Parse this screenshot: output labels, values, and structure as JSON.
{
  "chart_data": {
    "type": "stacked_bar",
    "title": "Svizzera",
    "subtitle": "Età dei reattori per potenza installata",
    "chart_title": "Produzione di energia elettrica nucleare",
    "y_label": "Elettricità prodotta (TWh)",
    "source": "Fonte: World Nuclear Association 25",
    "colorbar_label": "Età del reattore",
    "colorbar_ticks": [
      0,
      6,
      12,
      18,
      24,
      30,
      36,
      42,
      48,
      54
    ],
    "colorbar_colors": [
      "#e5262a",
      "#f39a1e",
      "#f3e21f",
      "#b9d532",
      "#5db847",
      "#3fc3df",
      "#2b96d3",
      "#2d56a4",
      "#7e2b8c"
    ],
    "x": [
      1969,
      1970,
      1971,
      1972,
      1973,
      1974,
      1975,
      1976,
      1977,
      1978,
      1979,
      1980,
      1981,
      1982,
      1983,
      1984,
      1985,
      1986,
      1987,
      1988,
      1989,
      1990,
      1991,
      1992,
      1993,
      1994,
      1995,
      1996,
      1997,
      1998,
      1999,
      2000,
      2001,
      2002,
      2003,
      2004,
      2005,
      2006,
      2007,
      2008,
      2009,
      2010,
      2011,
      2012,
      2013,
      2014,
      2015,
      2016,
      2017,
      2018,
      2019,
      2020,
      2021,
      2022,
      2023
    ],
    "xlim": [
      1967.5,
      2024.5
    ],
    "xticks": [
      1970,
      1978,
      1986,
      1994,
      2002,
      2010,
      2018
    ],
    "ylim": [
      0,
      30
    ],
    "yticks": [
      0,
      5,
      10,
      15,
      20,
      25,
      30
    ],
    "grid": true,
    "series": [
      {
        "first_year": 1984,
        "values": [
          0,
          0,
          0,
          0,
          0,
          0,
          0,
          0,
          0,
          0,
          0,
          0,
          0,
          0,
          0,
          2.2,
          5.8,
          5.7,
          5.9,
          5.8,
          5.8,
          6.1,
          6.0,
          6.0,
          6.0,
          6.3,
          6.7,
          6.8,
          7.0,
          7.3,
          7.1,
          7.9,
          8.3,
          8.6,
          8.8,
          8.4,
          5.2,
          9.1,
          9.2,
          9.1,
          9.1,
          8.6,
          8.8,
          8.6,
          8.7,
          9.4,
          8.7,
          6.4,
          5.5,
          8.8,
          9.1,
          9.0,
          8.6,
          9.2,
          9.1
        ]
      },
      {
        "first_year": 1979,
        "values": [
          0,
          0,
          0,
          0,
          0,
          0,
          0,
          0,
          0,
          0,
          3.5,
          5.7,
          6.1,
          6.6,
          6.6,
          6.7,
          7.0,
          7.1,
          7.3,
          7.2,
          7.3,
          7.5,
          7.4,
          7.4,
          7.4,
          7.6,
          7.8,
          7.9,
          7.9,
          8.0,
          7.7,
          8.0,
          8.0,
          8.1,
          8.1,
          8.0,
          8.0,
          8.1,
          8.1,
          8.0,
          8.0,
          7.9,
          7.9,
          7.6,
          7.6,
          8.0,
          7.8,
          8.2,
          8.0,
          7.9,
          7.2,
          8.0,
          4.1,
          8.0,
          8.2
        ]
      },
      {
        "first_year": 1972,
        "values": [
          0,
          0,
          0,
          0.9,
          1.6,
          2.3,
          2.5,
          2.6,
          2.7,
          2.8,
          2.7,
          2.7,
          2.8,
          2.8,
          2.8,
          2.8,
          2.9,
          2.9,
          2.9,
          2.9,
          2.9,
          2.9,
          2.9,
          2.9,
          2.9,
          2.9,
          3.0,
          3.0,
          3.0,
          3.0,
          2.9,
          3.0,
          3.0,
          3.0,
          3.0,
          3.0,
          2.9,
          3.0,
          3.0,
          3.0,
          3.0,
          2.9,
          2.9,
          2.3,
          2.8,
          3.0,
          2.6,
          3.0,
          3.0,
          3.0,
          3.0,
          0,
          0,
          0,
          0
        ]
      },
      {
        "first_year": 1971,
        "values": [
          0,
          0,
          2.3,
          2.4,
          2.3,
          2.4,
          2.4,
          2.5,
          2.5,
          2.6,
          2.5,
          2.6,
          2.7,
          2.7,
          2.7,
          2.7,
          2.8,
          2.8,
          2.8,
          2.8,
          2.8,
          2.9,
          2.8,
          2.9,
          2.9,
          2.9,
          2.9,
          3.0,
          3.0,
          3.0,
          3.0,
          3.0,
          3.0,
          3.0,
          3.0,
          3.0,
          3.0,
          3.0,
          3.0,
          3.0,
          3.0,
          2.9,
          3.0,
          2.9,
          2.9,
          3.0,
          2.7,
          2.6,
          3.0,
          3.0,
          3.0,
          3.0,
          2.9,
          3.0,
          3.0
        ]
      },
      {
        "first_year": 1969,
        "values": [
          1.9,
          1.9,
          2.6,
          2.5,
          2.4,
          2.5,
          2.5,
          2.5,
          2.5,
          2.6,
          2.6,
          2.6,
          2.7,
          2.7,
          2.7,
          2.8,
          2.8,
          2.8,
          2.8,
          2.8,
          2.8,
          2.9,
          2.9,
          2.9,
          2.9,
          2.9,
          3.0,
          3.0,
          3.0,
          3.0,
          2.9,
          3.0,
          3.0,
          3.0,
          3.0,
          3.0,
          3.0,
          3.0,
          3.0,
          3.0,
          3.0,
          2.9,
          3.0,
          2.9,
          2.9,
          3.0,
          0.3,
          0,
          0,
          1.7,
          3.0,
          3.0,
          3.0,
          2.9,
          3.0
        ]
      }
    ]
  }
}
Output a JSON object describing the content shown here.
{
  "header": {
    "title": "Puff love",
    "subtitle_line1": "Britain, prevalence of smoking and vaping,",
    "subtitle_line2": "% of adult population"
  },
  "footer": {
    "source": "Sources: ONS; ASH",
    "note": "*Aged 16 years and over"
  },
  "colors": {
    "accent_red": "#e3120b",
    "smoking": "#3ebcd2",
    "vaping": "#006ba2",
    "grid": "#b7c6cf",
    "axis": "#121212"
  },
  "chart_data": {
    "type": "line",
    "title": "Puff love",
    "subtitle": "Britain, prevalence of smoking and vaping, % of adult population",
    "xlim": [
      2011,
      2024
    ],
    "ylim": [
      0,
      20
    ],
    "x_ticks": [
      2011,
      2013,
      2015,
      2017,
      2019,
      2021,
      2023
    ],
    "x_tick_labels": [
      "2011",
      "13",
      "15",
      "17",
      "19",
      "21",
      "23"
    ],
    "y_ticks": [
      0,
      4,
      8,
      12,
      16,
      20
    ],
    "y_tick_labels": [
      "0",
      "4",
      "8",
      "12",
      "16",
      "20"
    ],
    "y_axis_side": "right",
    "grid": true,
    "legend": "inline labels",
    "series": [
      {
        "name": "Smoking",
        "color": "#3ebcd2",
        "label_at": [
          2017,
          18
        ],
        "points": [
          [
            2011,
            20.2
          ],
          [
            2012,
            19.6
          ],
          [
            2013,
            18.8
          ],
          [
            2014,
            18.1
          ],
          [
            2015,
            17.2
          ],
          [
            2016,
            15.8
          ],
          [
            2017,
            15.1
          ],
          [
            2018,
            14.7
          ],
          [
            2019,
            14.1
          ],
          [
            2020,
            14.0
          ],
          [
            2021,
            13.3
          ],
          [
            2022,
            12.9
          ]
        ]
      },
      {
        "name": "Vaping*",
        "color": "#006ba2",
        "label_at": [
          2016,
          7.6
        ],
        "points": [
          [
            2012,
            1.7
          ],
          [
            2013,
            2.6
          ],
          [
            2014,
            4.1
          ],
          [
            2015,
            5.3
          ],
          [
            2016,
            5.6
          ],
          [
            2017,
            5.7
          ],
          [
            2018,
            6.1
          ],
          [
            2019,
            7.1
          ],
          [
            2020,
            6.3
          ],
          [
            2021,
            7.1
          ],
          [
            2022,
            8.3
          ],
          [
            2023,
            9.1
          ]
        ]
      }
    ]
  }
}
━━━━━━━━━━━━━━━━━━━━━━━━━━━━━━
> EXERCISE OBJECTIVE
Find how many lines of the entries contain "prevalence". Respond with the number only.

> WORKED ANSWER
2